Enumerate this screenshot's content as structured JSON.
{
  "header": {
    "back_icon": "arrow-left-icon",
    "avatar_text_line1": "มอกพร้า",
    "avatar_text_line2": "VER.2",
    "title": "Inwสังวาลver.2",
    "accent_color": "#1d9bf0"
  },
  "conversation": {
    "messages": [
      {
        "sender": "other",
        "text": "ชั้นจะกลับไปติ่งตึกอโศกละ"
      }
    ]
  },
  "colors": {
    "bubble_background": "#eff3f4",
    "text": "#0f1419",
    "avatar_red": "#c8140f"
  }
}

■ ■ ■ ■ ■ ■ ■

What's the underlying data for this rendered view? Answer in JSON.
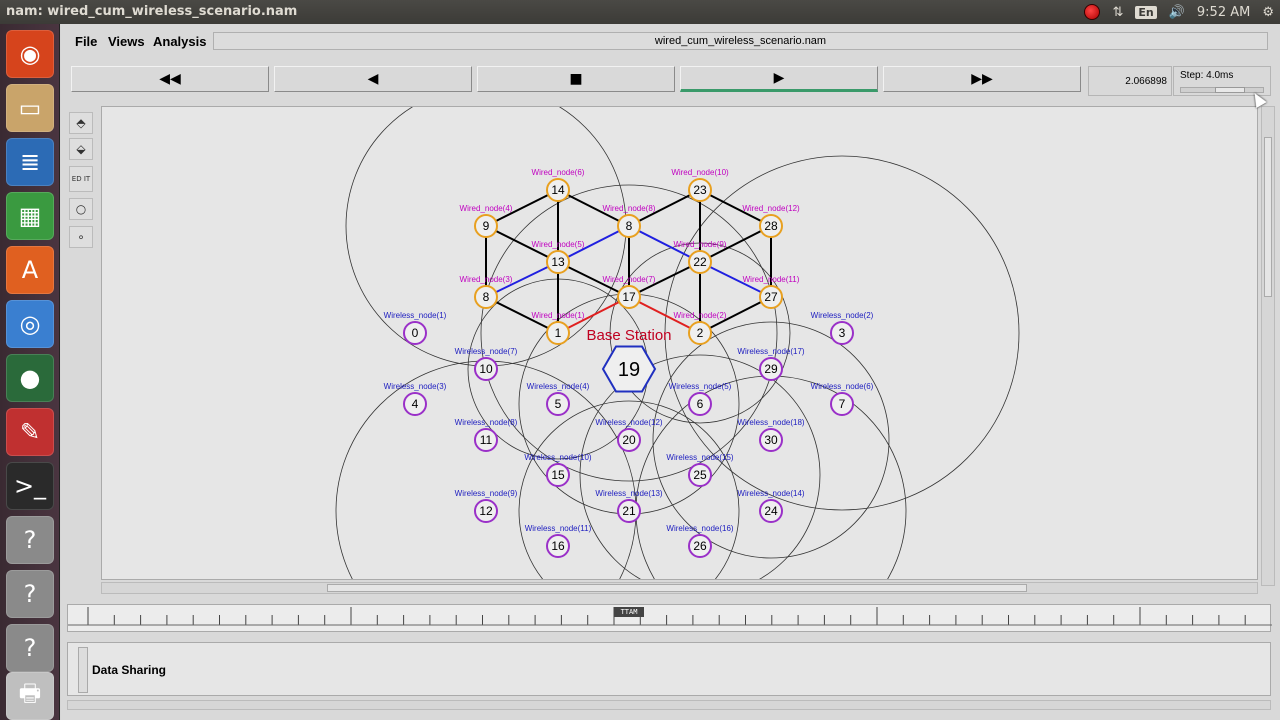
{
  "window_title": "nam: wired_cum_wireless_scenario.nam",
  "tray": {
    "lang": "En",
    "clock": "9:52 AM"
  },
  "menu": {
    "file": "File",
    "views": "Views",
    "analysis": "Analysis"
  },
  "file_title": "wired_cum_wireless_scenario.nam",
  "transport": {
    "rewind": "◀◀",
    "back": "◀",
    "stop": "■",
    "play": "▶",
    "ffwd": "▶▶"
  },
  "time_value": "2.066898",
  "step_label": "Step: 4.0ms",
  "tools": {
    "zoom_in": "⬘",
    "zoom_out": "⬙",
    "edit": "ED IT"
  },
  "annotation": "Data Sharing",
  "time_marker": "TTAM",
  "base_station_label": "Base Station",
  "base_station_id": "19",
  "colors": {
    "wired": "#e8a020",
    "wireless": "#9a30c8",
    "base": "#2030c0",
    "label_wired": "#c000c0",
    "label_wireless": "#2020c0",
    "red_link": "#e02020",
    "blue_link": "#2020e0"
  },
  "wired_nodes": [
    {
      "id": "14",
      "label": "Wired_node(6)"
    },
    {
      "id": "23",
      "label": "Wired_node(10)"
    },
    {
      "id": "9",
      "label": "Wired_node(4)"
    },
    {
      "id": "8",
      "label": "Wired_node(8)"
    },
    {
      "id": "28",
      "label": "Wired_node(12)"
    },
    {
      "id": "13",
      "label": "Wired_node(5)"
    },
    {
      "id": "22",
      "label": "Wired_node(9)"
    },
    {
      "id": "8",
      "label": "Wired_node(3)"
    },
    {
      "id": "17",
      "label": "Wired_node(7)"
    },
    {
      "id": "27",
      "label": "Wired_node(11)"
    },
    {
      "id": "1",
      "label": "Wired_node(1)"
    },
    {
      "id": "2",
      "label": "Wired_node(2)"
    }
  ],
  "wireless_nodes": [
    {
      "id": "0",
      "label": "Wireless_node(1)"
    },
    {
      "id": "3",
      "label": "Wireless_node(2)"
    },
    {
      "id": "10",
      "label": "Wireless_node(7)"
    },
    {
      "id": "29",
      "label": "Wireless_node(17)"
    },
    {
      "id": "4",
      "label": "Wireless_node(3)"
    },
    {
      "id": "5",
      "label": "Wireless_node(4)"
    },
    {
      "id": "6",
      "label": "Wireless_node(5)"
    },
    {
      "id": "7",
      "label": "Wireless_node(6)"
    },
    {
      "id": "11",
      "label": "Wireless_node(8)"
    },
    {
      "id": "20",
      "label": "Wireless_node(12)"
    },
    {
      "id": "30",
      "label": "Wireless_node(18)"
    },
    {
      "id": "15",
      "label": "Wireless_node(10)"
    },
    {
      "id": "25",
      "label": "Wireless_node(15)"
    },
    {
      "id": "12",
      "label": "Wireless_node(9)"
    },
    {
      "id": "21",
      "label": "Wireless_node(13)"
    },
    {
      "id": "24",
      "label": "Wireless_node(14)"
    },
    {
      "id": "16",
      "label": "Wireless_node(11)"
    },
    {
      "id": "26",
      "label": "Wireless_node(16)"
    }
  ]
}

■ ■ ■ ■ ■ ■ ■

Scan the material above. Copy each line where "this" occurs.

Final result:
Enumerate this screenshot's content as structured JSON.
What's the underlying data for this rendered view? Answer in JSON.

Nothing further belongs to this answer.